SUPPLIED MATERIAL
════════════════════
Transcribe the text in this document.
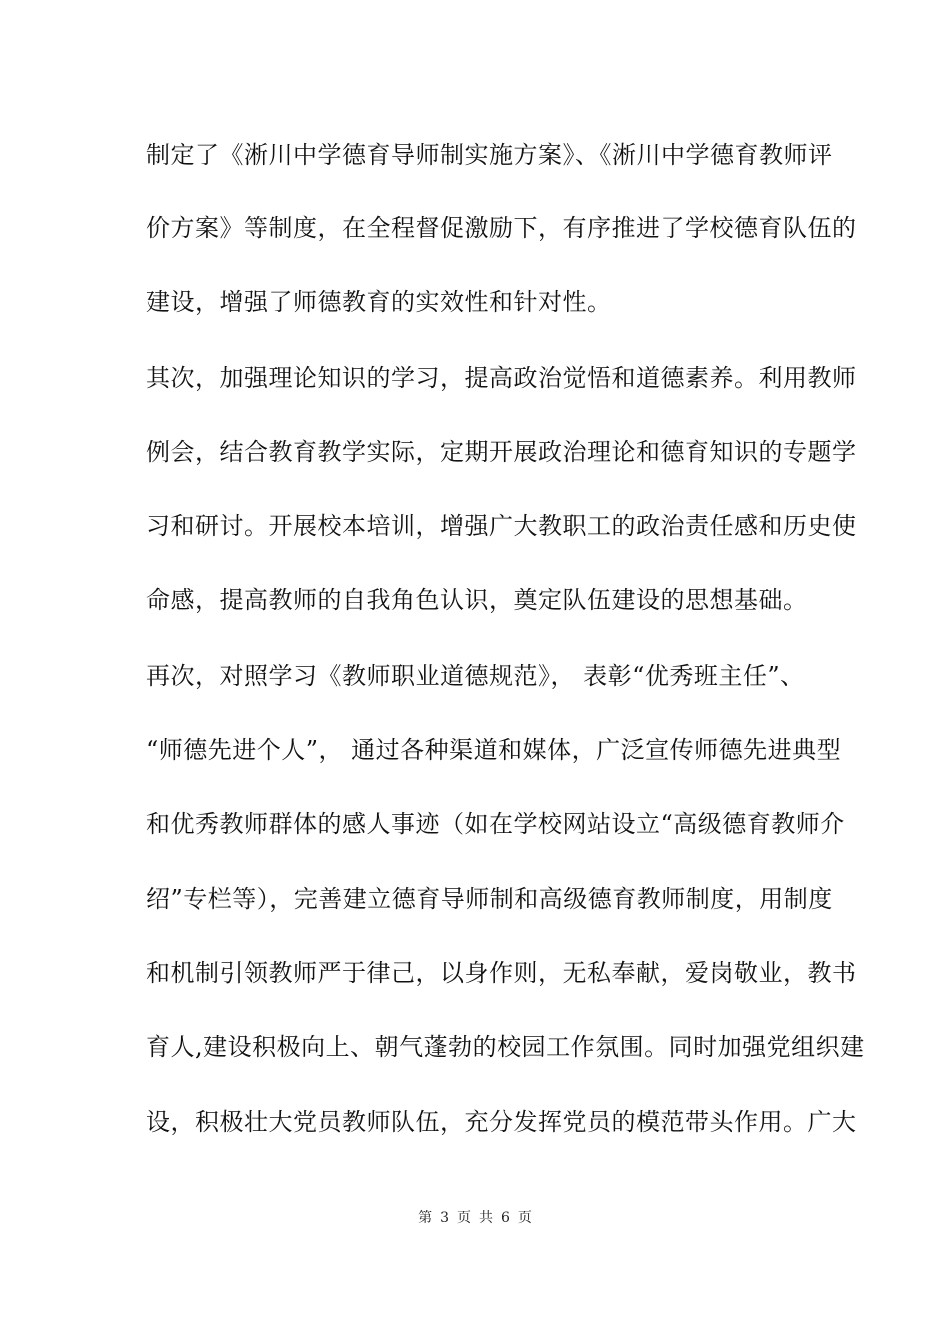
制定了《淅川中学德育导师制实施方案》、《淅川中学德育教师评
价方案》等制度，在全程督促激励下，有序推进了学校德育队伍的
建设，增强了师德教育的实效性和针对性。
其次，加强理论知识的学习，提高政治觉悟和道德素养。利用教师
例会，结合教育教学实际，定期开展政治理论和德育知识的专题学
习和研讨。开展校本培训，增强广大教职工的政治责任感和历史使
命感，提高教师的自我角色认识，奠定队伍建设的思想基础。
再次，对照学习《教师职业道德规范》， 表彰“优秀班主任”、
“师德先进个人”， 通过各种渠道和媒体，广泛宣传师德先进典型
和优秀教师群体的感人事迹（如在学校网站设立“高级德育教师介
绍”专栏等），完善建立德育导师制和高级德育教师制度，用制度
和机制引领教师严于律己，以身作则，无私奉献，爱岗敬业，教书
育人,建设积极向上、朝气蓬勃的校园工作氛围。同时加强党组织建
设，积极壮大党员教师队伍，充分发挥党员的模范带头作用。广大
第 3 页 共 6 页
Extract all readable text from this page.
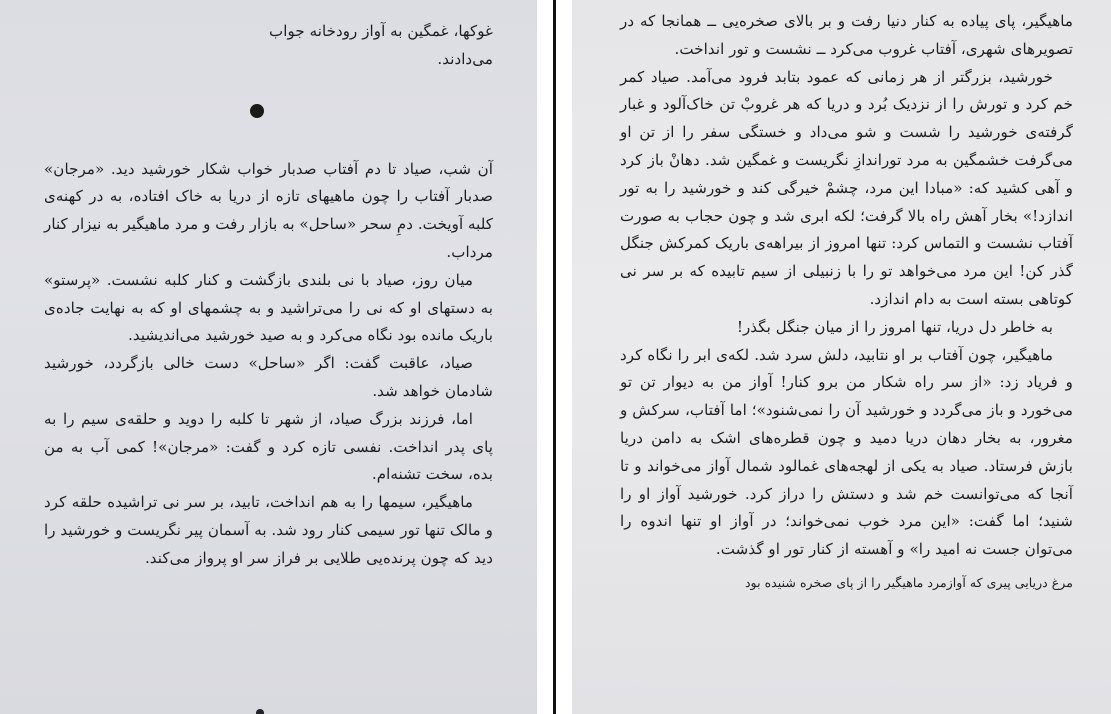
غوکها، غمگین به آواز رودخانه جواب

می‌دادند.

آن شب، صیاد تا دم آفتاب صدبار خواب شکار خورشید دید. «مرجان» صدبار آفتاب را چون ماهیهای تازه از دریا به خاک افتاده، به در کهنه‌ی کلبه آویخت. دمِ سحر «ساحل» به بازار رفت و مرد ماهیگیر به نیزار کنار مرداب.

میان روز، صیاد با نی بلندی بازگشت و کنار کلبه نشست. «پرستو» به دستهای او که نی را می‌تراشید و به چشمهای او که به نهایت جاده‌ی باریک مانده بود نگاه می‌کرد و به صید خورشید می‌اندیشید.

صیاد، عاقبت گفت: اگر «ساحل» دست خالی بازگردد، خورشید شادمان خواهد شد.

اما، فرزند بزرگ صیاد، از شهر تا کلبه را دوید و حلقه‌ی سیم را به پای پدر انداخت. نفسی تازه کرد و گفت: «مرجان»! کمی آب به من بده، سخت تشنه‌ام.

ماهیگیر، سیمها را به هم انداخت، تابید، بر سر نی تراشیده حلقه کرد و مالک تنها تور سیمی کنار رود شد. به آسمان پیر نگریست و خورشید را دید که چون پرنده‌یی طلایی بر فراز سر او پرواز می‌کند.

ماهیگیر، پای پیاده به کنار دنیا رفت و بر بالای صخره‌یی ــ همانجا که در تصویرهای شهری، آفتاب غروب می‌کرد ــ نشست و تور انداخت.

خورشید، بزرگتر از هر زمانی که عمود بتابد فرود می‌آمد. صیاد کمر خم کرد و تورش را از نزدیک بُرد و دریا که هر غروبْ تن خاک‌آلود و غبار گرفته‌ی خورشید را شست و شو می‌داد و خستگی سفر را از تن او می‌گرفت خشمگین به مرد توراندازِ نگریست و غمگین شد. دهانْ باز کرد و آهی کشید که: «مبادا این مرد، چشمْ خیرگی کند و خورشید را به تور اندازد!» بخار آهش راه بالا گرفت؛ لکه ابری شد و چون حجاب به صورت آفتاب نشست و التماس کرد: تنها امروز از بیراهه‌ی باریک کمرکش جنگل گذر کن! این مرد می‌خواهد تو را با زنبیلی از سیم تابیده که بر سر نی کوتاهی بسته است به دام اندازد.

به خاطر دل دریا، تنها امروز را از میان جنگل بگذر!

ماهیگیر، چون آفتاب بر او نتابید، دلش سرد شد. لکه‌ی ابر را نگاه کرد و فریاد زد: «از سر راه شکار من برو کنار! آواز من به دیوار تن تو می‌خورد و باز می‌گردد و خورشید آن را نمی‌شنود»؛ اما آفتاب، سرکش و مغرور، به بخار دهان دریا دمید و چون قطره‌های اشک به دامن دریا بازش فرستاد. صیاد به یکی از لهجه‌های غمالود شمال آواز می‌خواند و تا آنجا که می‌توانست خم شد و دستش را دراز کرد. خورشید آواز او را شنید؛ اما گفت: «این مرد خوب نمی‌خواند؛ در آواز او تنها اندوه را می‌توان جست نه امید را» و آهسته از کنار تور او گذشت.

مرغ دریایی پیری که آوازمرد ماهیگیر را از پای صخره شنیده بود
════════════════════
EXERCISE DETAILS
Copy each line of the data that contains the word "ساحل".

WRITTEN ANSWER
آن شب، صیاد تا دم آفتاب صدبار خواب شکار خورشید دید. «مرجان» صدبار آفتاب را چون ماهیهای تازه از دریا به خاک افتاده، به در کهنه‌ی کلبه آویخت. دمِ سحر «ساحل» به بازار رفت و مرد ماهیگیر به نیزار کنار مرداب.
صیاد، عاقبت گفت: اگر «ساحل» دست خالی بازگردد، خورشید شادمان خواهد شد.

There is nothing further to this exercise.